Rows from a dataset
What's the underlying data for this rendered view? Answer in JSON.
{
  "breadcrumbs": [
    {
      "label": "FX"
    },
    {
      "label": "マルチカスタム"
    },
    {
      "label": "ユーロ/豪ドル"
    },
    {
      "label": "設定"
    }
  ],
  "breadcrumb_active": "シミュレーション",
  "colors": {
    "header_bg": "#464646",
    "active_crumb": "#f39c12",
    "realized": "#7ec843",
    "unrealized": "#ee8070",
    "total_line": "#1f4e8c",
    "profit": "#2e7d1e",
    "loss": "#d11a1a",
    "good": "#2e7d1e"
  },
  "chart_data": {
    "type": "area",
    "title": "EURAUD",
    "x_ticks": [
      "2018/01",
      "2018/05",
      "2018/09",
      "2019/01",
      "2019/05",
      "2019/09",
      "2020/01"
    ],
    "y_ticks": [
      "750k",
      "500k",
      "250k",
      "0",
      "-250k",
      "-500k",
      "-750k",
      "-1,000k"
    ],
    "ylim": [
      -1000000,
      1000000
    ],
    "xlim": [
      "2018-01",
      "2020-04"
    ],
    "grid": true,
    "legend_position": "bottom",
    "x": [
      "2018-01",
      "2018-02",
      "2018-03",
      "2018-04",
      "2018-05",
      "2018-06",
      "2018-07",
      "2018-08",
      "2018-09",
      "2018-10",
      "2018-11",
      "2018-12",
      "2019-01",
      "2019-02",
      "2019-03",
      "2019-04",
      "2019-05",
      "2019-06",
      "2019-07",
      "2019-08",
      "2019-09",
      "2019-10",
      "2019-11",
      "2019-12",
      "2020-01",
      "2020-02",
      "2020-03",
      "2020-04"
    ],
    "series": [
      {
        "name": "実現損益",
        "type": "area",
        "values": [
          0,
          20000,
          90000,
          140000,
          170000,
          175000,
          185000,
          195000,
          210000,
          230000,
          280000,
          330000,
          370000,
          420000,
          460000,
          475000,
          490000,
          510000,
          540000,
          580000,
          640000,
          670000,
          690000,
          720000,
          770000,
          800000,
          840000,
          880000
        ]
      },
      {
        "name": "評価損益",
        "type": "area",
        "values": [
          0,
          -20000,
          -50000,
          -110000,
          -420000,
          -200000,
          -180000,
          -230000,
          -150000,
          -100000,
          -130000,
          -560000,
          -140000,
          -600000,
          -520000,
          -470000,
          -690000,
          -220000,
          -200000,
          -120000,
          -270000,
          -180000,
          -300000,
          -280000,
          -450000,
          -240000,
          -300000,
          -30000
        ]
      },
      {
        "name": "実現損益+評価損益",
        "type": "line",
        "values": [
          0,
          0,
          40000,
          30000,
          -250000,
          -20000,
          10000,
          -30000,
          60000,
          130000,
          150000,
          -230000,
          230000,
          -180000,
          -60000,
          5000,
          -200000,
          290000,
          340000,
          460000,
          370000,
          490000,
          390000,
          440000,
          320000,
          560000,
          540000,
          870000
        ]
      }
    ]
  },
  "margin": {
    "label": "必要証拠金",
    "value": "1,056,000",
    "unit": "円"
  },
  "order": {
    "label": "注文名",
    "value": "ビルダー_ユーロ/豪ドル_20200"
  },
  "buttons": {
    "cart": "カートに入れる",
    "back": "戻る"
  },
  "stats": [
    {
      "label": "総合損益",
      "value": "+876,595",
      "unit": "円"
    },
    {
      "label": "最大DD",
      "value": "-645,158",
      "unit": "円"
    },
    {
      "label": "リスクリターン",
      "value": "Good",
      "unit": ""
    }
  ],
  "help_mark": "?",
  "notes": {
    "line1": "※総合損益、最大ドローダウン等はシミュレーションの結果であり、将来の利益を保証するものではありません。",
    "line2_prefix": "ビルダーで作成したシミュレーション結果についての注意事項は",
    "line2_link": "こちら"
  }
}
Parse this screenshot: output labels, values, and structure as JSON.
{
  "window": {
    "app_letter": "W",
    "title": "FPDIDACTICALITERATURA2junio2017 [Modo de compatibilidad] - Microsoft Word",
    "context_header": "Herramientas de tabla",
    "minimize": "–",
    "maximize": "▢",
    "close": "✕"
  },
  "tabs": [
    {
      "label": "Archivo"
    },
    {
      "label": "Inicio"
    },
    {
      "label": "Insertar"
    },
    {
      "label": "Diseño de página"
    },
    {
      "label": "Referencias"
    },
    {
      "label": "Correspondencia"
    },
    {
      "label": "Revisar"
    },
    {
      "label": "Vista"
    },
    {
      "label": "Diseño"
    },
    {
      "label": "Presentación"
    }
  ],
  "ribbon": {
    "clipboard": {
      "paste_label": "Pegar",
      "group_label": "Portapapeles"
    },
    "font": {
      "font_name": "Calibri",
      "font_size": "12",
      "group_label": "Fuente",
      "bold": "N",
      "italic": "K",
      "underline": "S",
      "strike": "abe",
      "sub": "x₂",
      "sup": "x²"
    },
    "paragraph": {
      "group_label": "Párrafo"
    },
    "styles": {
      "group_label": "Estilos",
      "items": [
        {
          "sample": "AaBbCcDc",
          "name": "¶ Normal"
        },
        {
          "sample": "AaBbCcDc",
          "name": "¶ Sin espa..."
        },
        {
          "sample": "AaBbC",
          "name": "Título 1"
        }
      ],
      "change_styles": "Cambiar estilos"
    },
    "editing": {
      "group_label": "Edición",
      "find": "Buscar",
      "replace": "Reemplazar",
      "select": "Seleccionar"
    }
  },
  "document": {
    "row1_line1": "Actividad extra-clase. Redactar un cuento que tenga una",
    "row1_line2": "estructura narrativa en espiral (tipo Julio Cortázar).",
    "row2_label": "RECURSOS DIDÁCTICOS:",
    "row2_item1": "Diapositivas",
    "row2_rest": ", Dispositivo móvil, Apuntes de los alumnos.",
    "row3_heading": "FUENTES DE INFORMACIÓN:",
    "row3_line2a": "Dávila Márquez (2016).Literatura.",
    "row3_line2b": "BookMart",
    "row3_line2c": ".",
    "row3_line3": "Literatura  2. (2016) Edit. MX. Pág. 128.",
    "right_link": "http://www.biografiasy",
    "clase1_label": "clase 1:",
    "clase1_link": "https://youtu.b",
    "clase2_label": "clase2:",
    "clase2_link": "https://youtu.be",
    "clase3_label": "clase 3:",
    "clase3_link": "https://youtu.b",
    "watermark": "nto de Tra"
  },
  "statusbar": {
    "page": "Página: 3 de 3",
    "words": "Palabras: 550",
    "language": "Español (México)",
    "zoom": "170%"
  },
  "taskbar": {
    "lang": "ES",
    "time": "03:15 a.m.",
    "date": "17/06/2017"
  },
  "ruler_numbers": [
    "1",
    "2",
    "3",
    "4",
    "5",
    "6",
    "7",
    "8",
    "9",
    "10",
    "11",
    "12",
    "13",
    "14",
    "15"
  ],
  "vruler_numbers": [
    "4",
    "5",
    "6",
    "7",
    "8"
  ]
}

* _GIVEN PROBLEM_:
State how many lines of the entries above include the word "総合損益", offering no text other than the number.

* _SOLUTION FOR THIS EXERCISE_:
2